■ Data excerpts

:::

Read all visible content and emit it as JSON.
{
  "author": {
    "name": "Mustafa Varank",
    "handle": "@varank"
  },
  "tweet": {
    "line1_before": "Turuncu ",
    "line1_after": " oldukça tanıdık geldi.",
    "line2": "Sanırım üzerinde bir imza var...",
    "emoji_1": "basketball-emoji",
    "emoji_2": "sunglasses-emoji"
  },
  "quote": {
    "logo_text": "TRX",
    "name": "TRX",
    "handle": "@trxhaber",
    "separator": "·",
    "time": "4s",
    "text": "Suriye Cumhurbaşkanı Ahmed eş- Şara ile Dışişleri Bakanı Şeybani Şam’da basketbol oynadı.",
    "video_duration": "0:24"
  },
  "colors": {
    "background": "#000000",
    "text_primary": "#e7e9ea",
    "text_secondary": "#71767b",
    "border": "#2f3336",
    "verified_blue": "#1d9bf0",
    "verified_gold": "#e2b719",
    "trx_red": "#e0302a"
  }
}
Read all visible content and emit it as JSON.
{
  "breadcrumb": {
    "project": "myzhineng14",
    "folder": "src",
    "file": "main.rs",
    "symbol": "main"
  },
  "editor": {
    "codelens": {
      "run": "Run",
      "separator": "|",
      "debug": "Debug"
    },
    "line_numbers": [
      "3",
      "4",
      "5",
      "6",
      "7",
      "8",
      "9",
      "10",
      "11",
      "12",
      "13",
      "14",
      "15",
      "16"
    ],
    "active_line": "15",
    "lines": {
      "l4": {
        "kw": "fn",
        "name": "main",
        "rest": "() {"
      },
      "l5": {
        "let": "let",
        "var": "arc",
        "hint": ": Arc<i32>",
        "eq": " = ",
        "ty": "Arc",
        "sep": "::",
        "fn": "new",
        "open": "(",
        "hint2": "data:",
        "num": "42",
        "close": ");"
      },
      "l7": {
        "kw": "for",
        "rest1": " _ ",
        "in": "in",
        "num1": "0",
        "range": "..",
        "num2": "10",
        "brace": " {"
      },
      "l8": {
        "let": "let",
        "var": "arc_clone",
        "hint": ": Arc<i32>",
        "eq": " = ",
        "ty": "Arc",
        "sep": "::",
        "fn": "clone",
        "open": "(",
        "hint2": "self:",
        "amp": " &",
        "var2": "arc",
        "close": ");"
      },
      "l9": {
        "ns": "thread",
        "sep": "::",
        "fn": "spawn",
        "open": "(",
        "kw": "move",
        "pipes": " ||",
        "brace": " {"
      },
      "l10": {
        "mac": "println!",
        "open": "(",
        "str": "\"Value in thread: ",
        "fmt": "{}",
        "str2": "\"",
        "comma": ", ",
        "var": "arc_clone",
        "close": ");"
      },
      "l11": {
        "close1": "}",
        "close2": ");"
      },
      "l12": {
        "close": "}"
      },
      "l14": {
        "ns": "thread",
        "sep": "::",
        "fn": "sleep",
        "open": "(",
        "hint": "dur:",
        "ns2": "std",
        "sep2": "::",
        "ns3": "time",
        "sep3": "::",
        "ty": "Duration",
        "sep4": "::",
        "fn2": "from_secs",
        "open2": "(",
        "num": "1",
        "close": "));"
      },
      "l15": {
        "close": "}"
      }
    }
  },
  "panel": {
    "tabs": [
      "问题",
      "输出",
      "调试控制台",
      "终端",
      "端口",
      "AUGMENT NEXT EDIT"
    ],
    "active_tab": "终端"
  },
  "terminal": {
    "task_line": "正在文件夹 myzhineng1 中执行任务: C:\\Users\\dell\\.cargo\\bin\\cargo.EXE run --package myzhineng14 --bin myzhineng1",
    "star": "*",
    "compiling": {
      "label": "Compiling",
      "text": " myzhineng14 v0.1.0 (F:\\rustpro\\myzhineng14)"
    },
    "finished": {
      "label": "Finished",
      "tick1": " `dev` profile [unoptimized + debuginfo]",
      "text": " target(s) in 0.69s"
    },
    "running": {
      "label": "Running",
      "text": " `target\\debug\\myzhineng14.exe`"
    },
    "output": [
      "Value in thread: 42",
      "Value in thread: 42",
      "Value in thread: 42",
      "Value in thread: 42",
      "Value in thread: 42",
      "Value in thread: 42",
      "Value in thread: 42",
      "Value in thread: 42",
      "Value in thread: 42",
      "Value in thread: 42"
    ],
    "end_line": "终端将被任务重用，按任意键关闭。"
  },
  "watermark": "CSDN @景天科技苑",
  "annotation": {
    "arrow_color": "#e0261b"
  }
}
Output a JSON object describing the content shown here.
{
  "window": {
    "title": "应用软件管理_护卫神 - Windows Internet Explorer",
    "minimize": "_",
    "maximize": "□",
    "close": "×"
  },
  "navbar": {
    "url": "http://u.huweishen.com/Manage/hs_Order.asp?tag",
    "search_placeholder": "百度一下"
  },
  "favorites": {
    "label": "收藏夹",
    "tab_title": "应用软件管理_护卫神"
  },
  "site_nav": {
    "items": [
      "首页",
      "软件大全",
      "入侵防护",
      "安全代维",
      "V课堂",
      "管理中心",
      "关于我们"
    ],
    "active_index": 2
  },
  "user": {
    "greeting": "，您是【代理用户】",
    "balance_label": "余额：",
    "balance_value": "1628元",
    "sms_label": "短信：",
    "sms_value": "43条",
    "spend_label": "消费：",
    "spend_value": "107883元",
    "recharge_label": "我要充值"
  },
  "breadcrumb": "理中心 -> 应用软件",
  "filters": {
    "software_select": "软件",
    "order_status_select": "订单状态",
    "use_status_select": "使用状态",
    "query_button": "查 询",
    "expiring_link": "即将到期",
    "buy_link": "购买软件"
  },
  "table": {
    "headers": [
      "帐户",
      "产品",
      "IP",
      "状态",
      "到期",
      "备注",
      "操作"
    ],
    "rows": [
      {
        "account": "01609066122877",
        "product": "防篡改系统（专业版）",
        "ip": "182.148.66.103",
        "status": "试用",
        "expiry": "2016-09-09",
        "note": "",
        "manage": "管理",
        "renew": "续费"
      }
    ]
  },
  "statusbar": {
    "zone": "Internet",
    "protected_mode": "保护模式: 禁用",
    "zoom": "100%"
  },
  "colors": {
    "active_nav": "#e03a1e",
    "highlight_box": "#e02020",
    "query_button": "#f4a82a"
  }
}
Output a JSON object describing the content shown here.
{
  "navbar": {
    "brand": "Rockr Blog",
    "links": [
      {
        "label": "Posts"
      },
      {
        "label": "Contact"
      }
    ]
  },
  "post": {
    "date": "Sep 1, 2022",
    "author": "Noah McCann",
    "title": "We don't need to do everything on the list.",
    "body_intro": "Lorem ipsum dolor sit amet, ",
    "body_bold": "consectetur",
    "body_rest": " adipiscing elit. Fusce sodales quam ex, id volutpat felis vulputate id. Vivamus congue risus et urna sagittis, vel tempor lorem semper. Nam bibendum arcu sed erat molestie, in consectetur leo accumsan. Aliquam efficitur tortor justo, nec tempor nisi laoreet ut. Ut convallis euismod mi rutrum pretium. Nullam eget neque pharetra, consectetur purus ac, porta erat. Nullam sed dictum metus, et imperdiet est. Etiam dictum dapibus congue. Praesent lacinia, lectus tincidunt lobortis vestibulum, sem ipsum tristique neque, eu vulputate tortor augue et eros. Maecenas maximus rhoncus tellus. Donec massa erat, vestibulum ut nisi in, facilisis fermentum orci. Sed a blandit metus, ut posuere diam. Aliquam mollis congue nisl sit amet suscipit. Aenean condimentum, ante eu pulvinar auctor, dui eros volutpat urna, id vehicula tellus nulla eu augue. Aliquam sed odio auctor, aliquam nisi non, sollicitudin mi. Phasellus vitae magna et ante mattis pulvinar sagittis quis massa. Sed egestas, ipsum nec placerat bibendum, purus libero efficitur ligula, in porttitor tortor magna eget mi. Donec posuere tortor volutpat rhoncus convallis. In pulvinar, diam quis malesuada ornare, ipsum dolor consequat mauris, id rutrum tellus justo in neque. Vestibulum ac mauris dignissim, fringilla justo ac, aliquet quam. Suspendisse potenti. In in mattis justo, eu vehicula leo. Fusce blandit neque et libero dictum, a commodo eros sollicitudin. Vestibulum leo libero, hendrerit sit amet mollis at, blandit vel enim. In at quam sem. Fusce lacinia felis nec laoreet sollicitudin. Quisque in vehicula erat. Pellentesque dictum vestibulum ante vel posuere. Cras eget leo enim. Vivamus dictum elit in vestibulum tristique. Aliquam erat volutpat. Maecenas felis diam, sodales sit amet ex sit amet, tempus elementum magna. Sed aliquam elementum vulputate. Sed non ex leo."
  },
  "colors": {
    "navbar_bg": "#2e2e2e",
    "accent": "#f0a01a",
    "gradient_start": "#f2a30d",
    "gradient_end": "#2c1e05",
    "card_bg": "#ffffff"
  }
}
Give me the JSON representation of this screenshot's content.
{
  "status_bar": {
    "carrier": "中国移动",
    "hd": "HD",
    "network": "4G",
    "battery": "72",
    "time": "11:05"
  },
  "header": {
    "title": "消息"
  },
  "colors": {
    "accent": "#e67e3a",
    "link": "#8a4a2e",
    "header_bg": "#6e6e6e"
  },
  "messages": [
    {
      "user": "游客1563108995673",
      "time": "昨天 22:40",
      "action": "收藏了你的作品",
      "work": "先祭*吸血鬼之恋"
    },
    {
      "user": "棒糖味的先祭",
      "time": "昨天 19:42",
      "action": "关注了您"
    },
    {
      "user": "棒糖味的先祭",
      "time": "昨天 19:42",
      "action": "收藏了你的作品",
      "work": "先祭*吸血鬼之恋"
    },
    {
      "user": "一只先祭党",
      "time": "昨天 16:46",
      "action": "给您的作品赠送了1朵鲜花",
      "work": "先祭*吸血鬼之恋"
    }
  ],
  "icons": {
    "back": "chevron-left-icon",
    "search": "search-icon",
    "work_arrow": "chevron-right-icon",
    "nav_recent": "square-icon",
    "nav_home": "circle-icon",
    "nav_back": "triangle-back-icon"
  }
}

:::

■ EXERCISE BRIEF
Copy every line from the entries that contains the word "emoji".

■ RIGHT ANSWER
    "emoji_1": "basketball-emoji",
    "emoji_2": "sunglasses-emoji"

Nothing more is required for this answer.